[Data records]
• • • • • • •

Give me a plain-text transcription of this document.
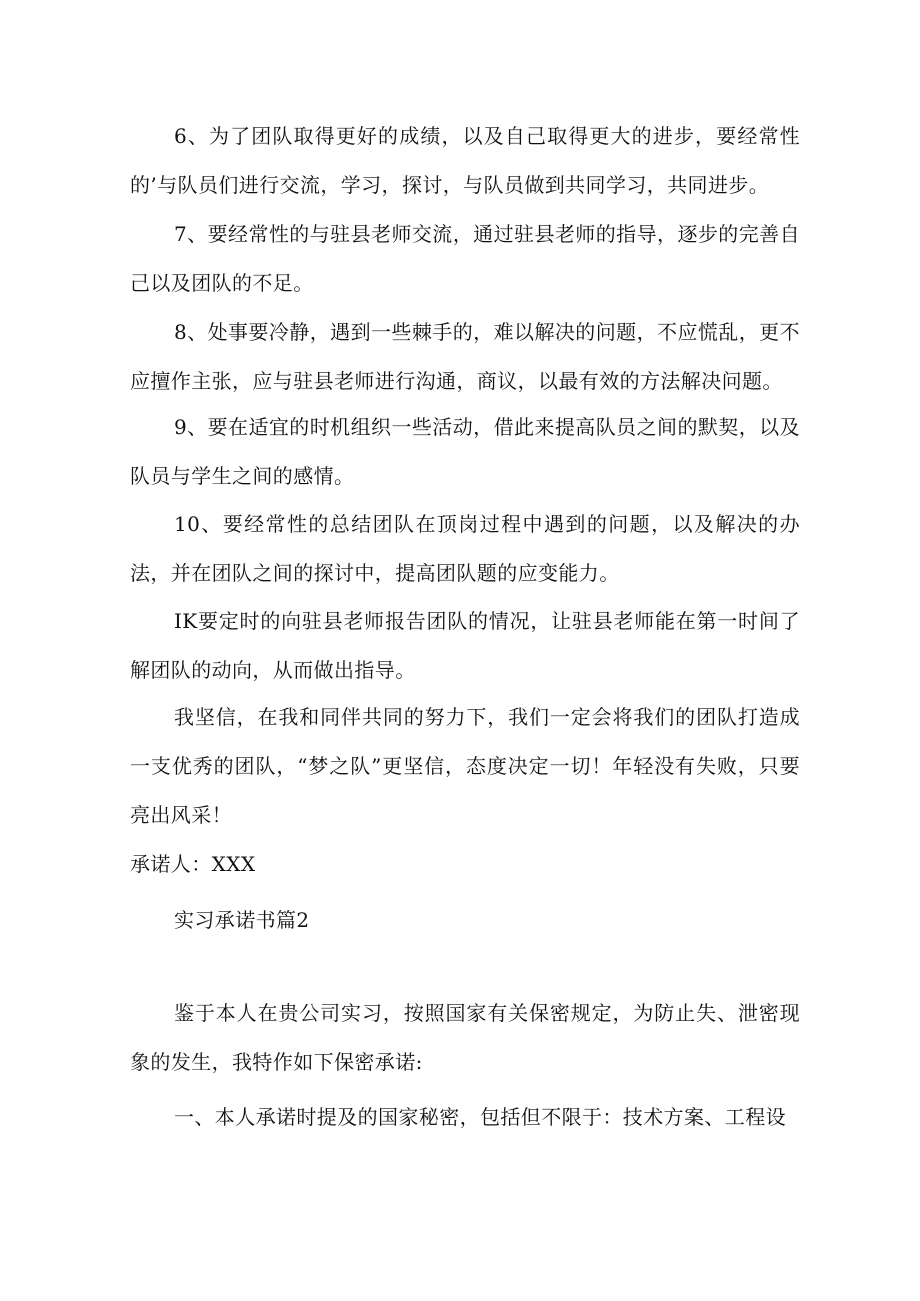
6、为了团队取得更好的成绩，以及自己取得更大的进步，要经常性的’与队员们进行交流，学习，探讨，与队员做到共同学习，共同进步。

7、要经常性的与驻县老师交流，通过驻县老师的指导，逐步的完善自己以及团队的不足。

8、处事要冷静，遇到一些棘手的，难以解决的问题，不应慌乱，更不应擅作主张，应与驻县老师进行沟通，商议，以最有效的方法解决问题。

9、要在适宜的时机组织一些活动，借此来提高队员之间的默契，以及队员与学生之间的感情。

10、要经常性的总结团队在顶岗过程中遇到的问题，以及解决的办法，并在团队之间的探讨中，提高团队题的应变能力。

IK要定时的向驻县老师报告团队的情况，让驻县老师能在第一时间了解团队的动向，从而做出指导。

我坚信，在我和同伴共同的努力下，我们一定会将我们的团队打造成一支优秀的团队，“梦之队”更坚信，态度决定一切！年轻没有失败，只要亮出风采！

承诺人：XXX

实习承诺书篇2

鉴于本人在贵公司实习，按照国家有关保密规定，为防止失、泄密现象的发生，我特作如下保密承诺:

一、本人承诺时提及的国家秘密，包括但不限于：技术方案、工程设
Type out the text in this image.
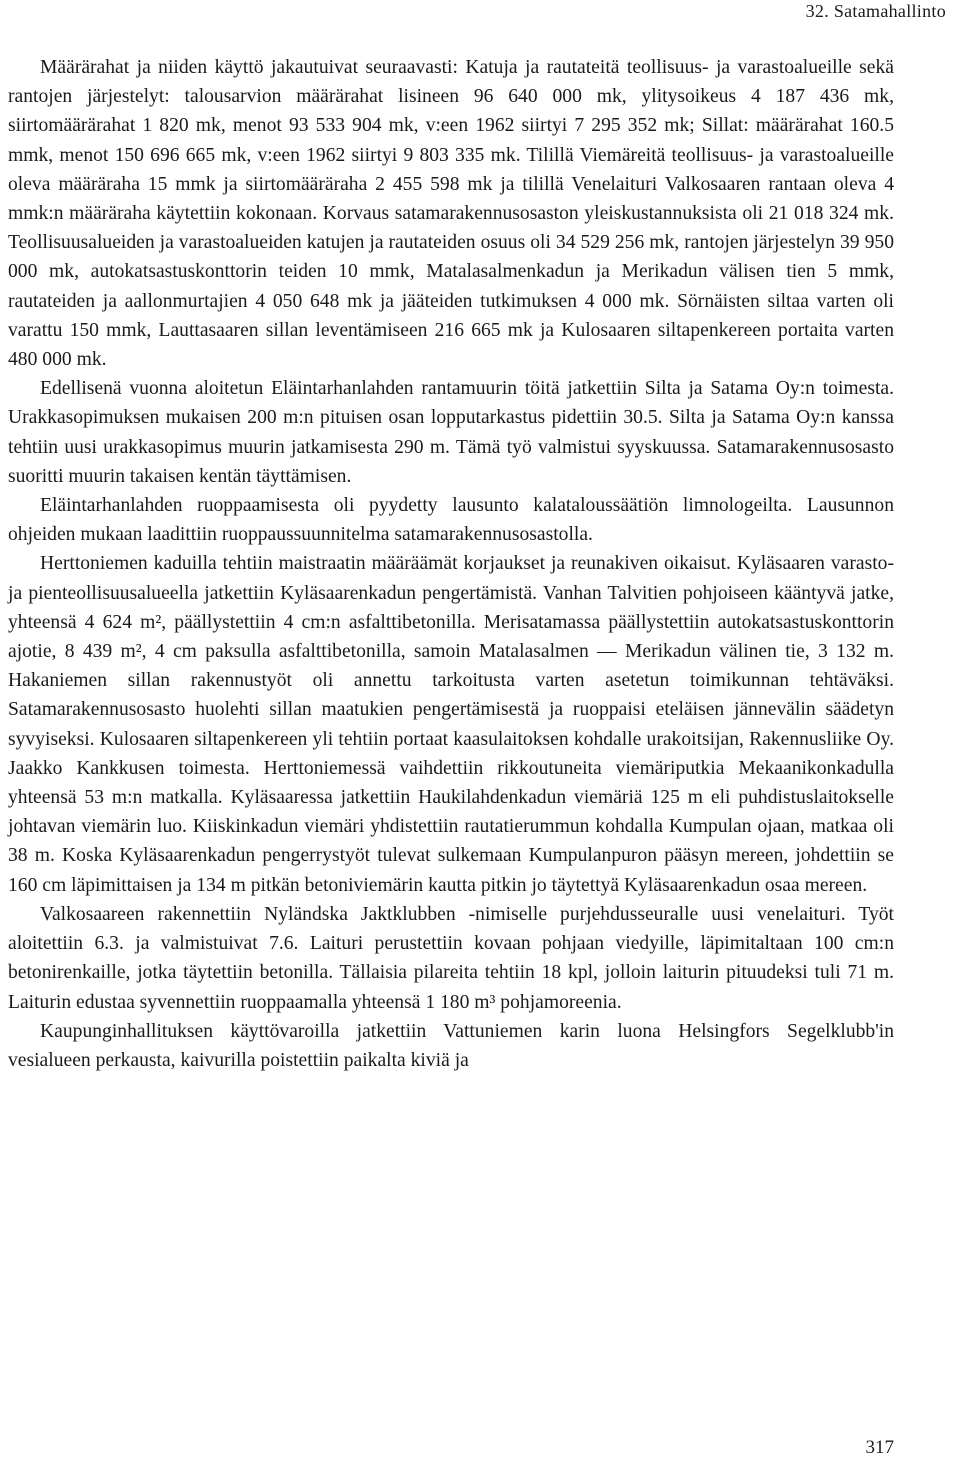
32. Satamahallinto

Määrärahat ja niiden käyttö jakautuivat seuraavasti: Katuja ja rautateitä teollisuus- ja varastoalueille sekä rantojen järjestelyt: talousarvion määrärahat lisineen 96 640 000 mk, ylitysoikeus 4 187 436 mk, siirtomäärärahat 1 820 mk, menot 93 533 904 mk, v:een 1962 siirtyi 7 295 352 mk; Sillat: määrärahat 160.5 mmk, menot 150 696 665 mk, v:een 1962 siirtyi 9 803 335 mk. Tilillä Viemäreitä teollisuus- ja varastoalueille oleva määräraha 15 mmk ja siirtomääräraha 2 455 598 mk ja tilillä Venelaituri Valkosaaren rantaan oleva 4 mmk:n määräraha käytettiin kokonaan. Korvaus satamarakennusosaston yleiskustannuksista oli 21 018 324 mk. Teollisuusalueiden ja varastoalueiden katujen ja rautateiden osuus oli 34 529 256 mk, rantojen järjestelyn 39 950 000 mk, autokatsastuskonttorin teiden 10 mmk, Matalasalmenkadun ja Merikadun välisen tien 5 mmk, rautateiden ja aallonmurtajien 4 050 648 mk ja jääteiden tutkimuksen 4 000 mk. Sörnäisten siltaa varten oli varattu 150 mmk, Lauttasaaren sillan leventämiseen 216 665 mk ja Kulosaaren siltapenkereen portaita varten 480 000 mk.

Edellisenä vuonna aloitetun Eläintarhanlahden rantamuurin töitä jatkettiin Silta ja Satama Oy:n toimesta. Urakkasopimuksen mukaisen 200 m:n pituisen osan lopputarkastus pidettiin 30.5. Silta ja Satama Oy:n kanssa tehtiin uusi urakkasopimus muurin jatkamisesta 290 m. Tämä työ valmistui syyskuussa. Satamarakennusosasto suoritti muurin takaisen kentän täyttämisen.

Eläintarhanlahden ruoppaamisesta oli pyydetty lausunto kalataloussäätiön limnologeilta. Lausunnon ohjeiden mukaan laadittiin ruoppaussuunnitelma satamarakennusosastolla.

Herttoniemen kaduilla tehtiin maistraatin määräämät korjaukset ja reunakiven oikaisut. Kyläsaaren varasto- ja pienteollisuusalueella jatkettiin Kyläsaarenkadun pengertämistä. Vanhan Talvitien pohjoiseen kääntyvä jatke, yhteensä 4 624 m², päällystettiin 4 cm:n asfalttibetonilla. Merisatamassa päällystettiin autokatsastuskonttorin ajotie, 8 439 m², 4 cm paksulla asfalttibetonilla, samoin Matalasalmen — Merikadun välinen tie, 3 132 m. Hakaniemen sillan rakennustyöt oli annettu tarkoitusta varten asetetun toimikunnan tehtäväksi. Satamarakennusosasto huolehti sillan maatukien pengertämisestä ja ruoppaisi eteläisen jännevälin säädetyn syvyiseksi. Kulosaaren siltapenkereen yli tehtiin portaat kaasulaitoksen kohdalle urakoitsijan, Rakennusliike Oy. Jaakko Kankkusen toimesta. Herttoniemessä vaihdettiin rikkoutuneita viemäriputkia Mekaanikonkadulla yhteensä 53 m:n matkalla. Kyläsaaressa jatkettiin Haukilahdenkadun viemäriä 125 m eli puhdistuslaitokselle johtavan viemärin luo. Kiiskinkadun viemäri yhdistettiin rautatierummun kohdalla Kumpulan ojaan, matkaa oli 38 m. Koska Kyläsaarenkadun pengerrystyöt tulevat sulkemaan Kumpulanpuron pääsyn mereen, johdettiin se 160 cm läpimittaisen ja 134 m pitkän betoniviemärin kautta pitkin jo täytettyä Kyläsaarenkadun osaa mereen.

Valkosaareen rakennettiin Nyländska Jaktklubben -nimiselle purjehdusseuralle uusi venelaituri. Työt aloitettiin 6.3. ja valmistuivat 7.6. Laituri perustettiin kovaan pohjaan viedyille, läpimitaltaan 100 cm:n betonirenkaille, jotka täytettiin betonilla. Tällaisia pilareita tehtiin 18 kpl, jolloin laiturin pituudeksi tuli 71 m. Laiturin edustaa syvennettiin ruoppaamalla yhteensä 1 180 m³ pohjamoreenia.

Kaupunginhallituksen käyttövaroilla jatkettiin Vattuniemen karin luona Helsingfors Segelklubb'in vesialueen perkausta, kaivurilla poistettiin paikalta kiviä ja

317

• • • • • • •

PROMPT: Omit the images and transcribe all of the records above word for word.

THE SOLUTION:
Give me a plain-text transcription of this document.
6、为了团队取得更好的成绩，以及自己取得更大的进步，要经常性的’与队员们进行交流，学习，探讨，与队员做到共同学习，共同进步。

7、要经常性的与驻县老师交流，通过驻县老师的指导，逐步的完善自己以及团队的不足。

8、处事要冷静，遇到一些棘手的，难以解决的问题，不应慌乱，更不应擅作主张，应与驻县老师进行沟通，商议，以最有效的方法解决问题。

9、要在适宜的时机组织一些活动，借此来提高队员之间的默契，以及队员与学生之间的感情。

10、要经常性的总结团队在顶岗过程中遇到的问题，以及解决的办法，并在团队之间的探讨中，提高团队题的应变能力。

IK要定时的向驻县老师报告团队的情况，让驻县老师能在第一时间了解团队的动向，从而做出指导。

我坚信，在我和同伴共同的努力下，我们一定会将我们的团队打造成一支优秀的团队，“梦之队”更坚信，态度决定一切！年轻没有失败，只要亮出风采！

承诺人：XXX

实习承诺书篇2

鉴于本人在贵公司实习，按照国家有关保密规定，为防止失、泄密现象的发生，我特作如下保密承诺:

一、本人承诺时提及的国家秘密，包括但不限于：技术方案、工程设
Type out the text in this image.
32. Satamahallinto

Määrärahat ja niiden käyttö jakautuivat seuraavasti: Katuja ja rautateitä teollisuus- ja varastoalueille sekä rantojen järjestelyt: talousarvion määrärahat lisineen 96 640 000 mk, ylitysoikeus 4 187 436 mk, siirtomäärärahat 1 820 mk, menot 93 533 904 mk, v:een 1962 siirtyi 7 295 352 mk; Sillat: määrärahat 160.5 mmk, menot 150 696 665 mk, v:een 1962 siirtyi 9 803 335 mk. Tilillä Viemäreitä teollisuus- ja varastoalueille oleva määräraha 15 mmk ja siirtomääräraha 2 455 598 mk ja tilillä Venelaituri Valkosaaren rantaan oleva 4 mmk:n määräraha käytettiin kokonaan. Korvaus satamarakennusosaston yleiskustannuksista oli 21 018 324 mk. Teollisuusalueiden ja varastoalueiden katujen ja rautateiden osuus oli 34 529 256 mk, rantojen järjestelyn 39 950 000 mk, autokatsastuskonttorin teiden 10 mmk, Matalasalmenkadun ja Merikadun välisen tien 5 mmk, rautateiden ja aallonmurtajien 4 050 648 mk ja jääteiden tutkimuksen 4 000 mk. Sörnäisten siltaa varten oli varattu 150 mmk, Lauttasaaren sillan leventämiseen 216 665 mk ja Kulosaaren siltapenkereen portaita varten 480 000 mk.

Edellisenä vuonna aloitetun Eläintarhanlahden rantamuurin töitä jatkettiin Silta ja Satama Oy:n toimesta. Urakkasopimuksen mukaisen 200 m:n pituisen osan lopputarkastus pidettiin 30.5. Silta ja Satama Oy:n kanssa tehtiin uusi urakkasopimus muurin jatkamisesta 290 m. Tämä työ valmistui syyskuussa. Satamarakennusosasto suoritti muurin takaisen kentän täyttämisen.

Eläintarhanlahden ruoppaamisesta oli pyydetty lausunto kalataloussäätiön limnologeilta. Lausunnon ohjeiden mukaan laadittiin ruoppaussuunnitelma satamarakennusosastolla.

Herttoniemen kaduilla tehtiin maistraatin määräämät korjaukset ja reunakiven oikaisut. Kyläsaaren varasto- ja pienteollisuusalueella jatkettiin Kyläsaarenkadun pengertämistä. Vanhan Talvitien pohjoiseen kääntyvä jatke, yhteensä 4 624 m², päällystettiin 4 cm:n asfalttibetonilla. Merisatamassa päällystettiin autokatsastuskonttorin ajotie, 8 439 m², 4 cm paksulla asfalttibetonilla, samoin Matalasalmen — Merikadun välinen tie, 3 132 m. Hakaniemen sillan rakennustyöt oli annettu tarkoitusta varten asetetun toimikunnan tehtäväksi. Satamarakennusosasto huolehti sillan maatukien pengertämisestä ja ruoppaisi eteläisen jännevälin säädetyn syvyiseksi. Kulosaaren siltapenkereen yli tehtiin portaat kaasulaitoksen kohdalle urakoitsijan, Rakennusliike Oy. Jaakko Kankkusen toimesta. Herttoniemessä vaihdettiin rikkoutuneita viemäriputkia Mekaanikonkadulla yhteensä 53 m:n matkalla. Kyläsaaressa jatkettiin Haukilahdenkadun viemäriä 125 m eli puhdistuslaitokselle johtavan viemärin luo. Kiiskinkadun viemäri yhdistettiin rautatierummun kohdalla Kumpulan ojaan, matkaa oli 38 m. Koska Kyläsaarenkadun pengerrystyöt tulevat sulkemaan Kumpulanpuron pääsyn mereen, johdettiin se 160 cm läpimittaisen ja 134 m pitkän betoniviemärin kautta pitkin jo täytettyä Kyläsaarenkadun osaa mereen.

Valkosaareen rakennettiin Nyländska Jaktklubben -nimiselle purjehdusseuralle uusi venelaituri. Työt aloitettiin 6.3. ja valmistuivat 7.6. Laituri perustettiin kovaan pohjaan viedyille, läpimitaltaan 100 cm:n betonirenkaille, jotka täytettiin betonilla. Tällaisia pilareita tehtiin 18 kpl, jolloin laiturin pituudeksi tuli 71 m. Laiturin edustaa syvennettiin ruoppaamalla yhteensä 1 180 m³ pohjamoreenia.

Kaupunginhallituksen käyttövaroilla jatkettiin Vattuniemen karin luona Helsingfors Segelklubb'in vesialueen perkausta, kaivurilla poistettiin paikalta kiviä ja

317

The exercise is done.